## Start

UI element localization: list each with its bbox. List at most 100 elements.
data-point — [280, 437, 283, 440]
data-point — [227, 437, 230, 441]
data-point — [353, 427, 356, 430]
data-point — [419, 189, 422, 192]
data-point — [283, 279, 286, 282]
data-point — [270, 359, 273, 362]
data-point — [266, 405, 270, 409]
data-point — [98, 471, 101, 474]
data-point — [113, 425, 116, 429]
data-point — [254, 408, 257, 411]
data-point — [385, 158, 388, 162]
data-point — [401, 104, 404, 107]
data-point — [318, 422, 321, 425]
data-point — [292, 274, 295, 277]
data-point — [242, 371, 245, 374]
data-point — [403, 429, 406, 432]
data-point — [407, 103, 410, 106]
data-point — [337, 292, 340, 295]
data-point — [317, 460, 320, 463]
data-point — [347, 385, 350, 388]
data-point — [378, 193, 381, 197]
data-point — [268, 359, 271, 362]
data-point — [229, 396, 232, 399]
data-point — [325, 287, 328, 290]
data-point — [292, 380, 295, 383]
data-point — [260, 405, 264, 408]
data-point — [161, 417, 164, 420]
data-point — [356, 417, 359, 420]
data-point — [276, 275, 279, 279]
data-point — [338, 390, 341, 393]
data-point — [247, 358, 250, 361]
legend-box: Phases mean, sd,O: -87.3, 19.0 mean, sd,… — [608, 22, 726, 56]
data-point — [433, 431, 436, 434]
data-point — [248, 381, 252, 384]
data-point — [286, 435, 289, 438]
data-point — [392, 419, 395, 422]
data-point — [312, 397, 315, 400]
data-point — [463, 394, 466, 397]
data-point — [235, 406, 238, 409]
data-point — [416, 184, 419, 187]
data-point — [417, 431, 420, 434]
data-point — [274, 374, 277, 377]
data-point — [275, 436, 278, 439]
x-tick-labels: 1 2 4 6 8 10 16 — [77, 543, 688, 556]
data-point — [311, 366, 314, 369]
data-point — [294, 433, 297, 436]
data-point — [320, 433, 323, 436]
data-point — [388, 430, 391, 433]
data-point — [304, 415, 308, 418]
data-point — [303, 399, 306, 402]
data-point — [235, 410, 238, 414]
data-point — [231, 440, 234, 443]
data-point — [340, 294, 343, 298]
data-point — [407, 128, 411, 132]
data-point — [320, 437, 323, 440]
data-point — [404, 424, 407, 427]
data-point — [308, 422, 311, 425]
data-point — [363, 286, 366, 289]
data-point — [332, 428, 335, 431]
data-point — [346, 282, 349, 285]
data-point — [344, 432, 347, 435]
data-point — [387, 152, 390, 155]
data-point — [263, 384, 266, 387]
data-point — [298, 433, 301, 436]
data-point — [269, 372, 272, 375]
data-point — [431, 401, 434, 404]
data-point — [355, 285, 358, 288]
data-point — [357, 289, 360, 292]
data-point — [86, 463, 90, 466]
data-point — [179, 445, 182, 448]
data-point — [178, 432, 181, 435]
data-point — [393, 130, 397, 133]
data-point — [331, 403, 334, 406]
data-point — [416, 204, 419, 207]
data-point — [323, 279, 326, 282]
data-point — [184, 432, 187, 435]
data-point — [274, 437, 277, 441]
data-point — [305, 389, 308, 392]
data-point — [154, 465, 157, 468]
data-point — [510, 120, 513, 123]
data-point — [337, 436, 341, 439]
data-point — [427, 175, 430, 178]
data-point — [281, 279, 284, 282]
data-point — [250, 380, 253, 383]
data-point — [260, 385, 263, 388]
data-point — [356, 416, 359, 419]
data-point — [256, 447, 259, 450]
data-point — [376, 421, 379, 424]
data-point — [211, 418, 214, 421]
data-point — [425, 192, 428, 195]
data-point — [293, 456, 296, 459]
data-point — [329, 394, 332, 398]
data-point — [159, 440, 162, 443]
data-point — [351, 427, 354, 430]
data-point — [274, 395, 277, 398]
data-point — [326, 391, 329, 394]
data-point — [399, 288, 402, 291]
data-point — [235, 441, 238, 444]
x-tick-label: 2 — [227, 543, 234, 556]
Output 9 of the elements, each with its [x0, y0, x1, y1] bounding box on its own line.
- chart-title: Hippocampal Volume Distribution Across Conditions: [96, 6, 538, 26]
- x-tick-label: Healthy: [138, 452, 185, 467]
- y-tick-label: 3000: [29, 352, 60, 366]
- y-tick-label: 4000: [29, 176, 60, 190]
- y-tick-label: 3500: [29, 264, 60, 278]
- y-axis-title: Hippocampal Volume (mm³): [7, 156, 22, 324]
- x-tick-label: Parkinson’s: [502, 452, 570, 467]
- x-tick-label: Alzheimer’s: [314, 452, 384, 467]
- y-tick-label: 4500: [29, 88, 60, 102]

## End

● Job
Print the records verbatim, starting at their very first line and ending at the line that contains "data-point — [270, 359, 273, 362]", with both of those lines included.

● Reply
UI element localization: list each with its bbox. List at most 100 elements.
data-point — [280, 437, 283, 440]
data-point — [227, 437, 230, 441]
data-point — [353, 427, 356, 430]
data-point — [419, 189, 422, 192]
data-point — [283, 279, 286, 282]
data-point — [270, 359, 273, 362]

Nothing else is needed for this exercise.